• [PROBLEM DESCRIPTION]
Reply with one number: the count of lines in the records below that hold "this".

□ □ □ □ □

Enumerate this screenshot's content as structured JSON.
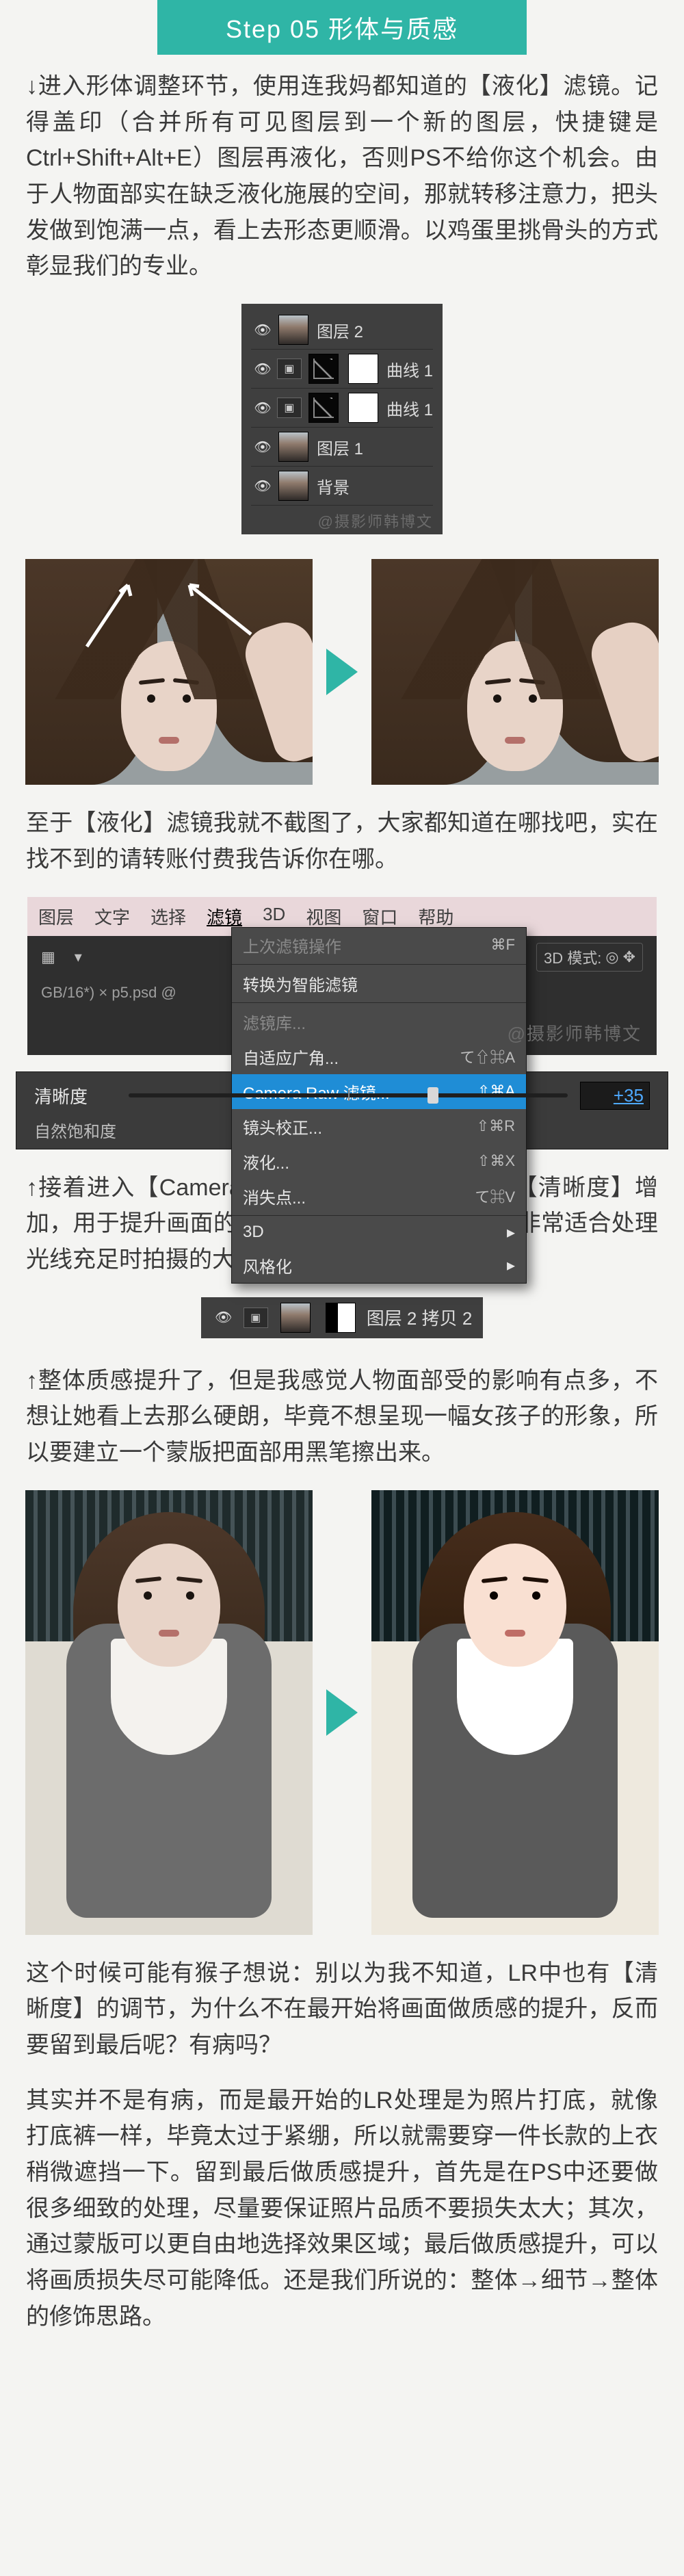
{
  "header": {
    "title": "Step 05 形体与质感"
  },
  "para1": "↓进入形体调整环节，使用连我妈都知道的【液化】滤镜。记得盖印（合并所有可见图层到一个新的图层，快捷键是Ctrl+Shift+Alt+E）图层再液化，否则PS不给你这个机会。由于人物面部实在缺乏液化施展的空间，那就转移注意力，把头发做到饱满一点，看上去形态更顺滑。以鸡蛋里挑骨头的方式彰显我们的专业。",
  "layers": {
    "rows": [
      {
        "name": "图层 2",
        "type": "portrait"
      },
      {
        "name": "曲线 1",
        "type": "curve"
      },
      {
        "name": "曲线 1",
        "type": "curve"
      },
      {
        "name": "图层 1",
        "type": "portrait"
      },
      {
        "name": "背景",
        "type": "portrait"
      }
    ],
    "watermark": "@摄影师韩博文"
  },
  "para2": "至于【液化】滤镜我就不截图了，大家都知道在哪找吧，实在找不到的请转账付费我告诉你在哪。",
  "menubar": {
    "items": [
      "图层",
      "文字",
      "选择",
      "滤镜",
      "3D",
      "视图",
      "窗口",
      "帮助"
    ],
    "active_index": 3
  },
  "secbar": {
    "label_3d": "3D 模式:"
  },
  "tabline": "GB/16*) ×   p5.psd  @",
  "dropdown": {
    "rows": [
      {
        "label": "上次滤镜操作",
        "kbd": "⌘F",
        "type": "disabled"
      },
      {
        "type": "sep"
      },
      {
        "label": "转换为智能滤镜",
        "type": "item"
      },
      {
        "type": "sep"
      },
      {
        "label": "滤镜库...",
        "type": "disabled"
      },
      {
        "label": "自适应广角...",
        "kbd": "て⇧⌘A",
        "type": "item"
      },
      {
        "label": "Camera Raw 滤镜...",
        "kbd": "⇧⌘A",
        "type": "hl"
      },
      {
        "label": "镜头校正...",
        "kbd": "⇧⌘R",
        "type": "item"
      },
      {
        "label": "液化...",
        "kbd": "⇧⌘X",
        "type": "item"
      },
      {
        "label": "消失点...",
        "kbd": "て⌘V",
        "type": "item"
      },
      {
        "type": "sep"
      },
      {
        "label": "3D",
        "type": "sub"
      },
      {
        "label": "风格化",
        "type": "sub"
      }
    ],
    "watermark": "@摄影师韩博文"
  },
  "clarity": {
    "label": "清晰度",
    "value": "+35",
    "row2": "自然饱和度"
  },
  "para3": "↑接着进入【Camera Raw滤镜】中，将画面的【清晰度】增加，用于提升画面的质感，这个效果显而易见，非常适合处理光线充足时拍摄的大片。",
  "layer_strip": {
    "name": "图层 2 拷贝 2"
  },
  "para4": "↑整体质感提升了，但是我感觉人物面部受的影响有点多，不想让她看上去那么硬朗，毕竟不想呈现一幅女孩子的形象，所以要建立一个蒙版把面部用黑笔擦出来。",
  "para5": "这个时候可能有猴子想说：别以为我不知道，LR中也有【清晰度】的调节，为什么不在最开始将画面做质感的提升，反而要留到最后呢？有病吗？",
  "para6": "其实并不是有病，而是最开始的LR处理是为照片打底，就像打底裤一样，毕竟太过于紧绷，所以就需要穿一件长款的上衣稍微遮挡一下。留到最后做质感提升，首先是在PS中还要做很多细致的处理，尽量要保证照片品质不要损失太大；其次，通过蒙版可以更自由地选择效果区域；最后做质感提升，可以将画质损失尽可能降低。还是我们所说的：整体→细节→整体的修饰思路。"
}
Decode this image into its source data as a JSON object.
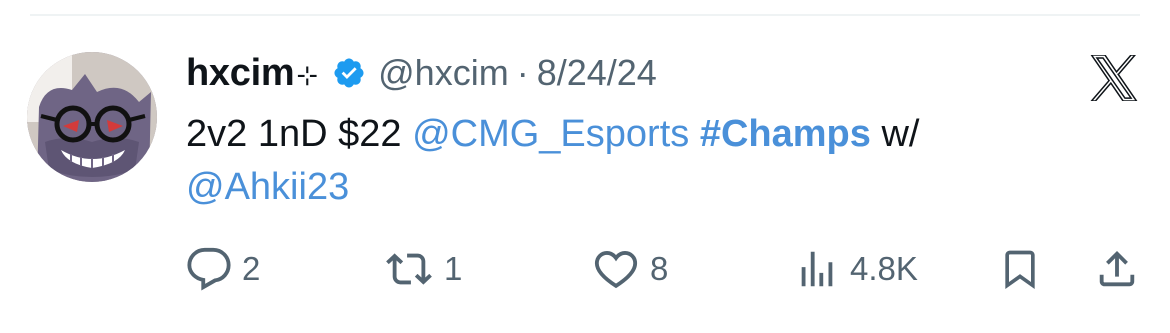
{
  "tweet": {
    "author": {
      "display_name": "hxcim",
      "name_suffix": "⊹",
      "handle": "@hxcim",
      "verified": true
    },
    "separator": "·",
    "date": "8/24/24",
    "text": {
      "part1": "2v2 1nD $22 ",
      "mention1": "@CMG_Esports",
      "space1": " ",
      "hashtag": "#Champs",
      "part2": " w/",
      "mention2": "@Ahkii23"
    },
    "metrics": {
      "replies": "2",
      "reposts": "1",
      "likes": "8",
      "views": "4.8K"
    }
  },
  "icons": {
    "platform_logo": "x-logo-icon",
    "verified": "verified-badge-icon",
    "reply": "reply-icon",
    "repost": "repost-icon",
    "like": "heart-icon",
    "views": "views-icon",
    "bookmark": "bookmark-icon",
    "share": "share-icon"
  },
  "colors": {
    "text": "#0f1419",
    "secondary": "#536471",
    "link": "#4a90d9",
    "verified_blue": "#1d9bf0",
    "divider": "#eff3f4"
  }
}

□ □ □ □ □

• [ANSWER TO THE EXERCISE]
2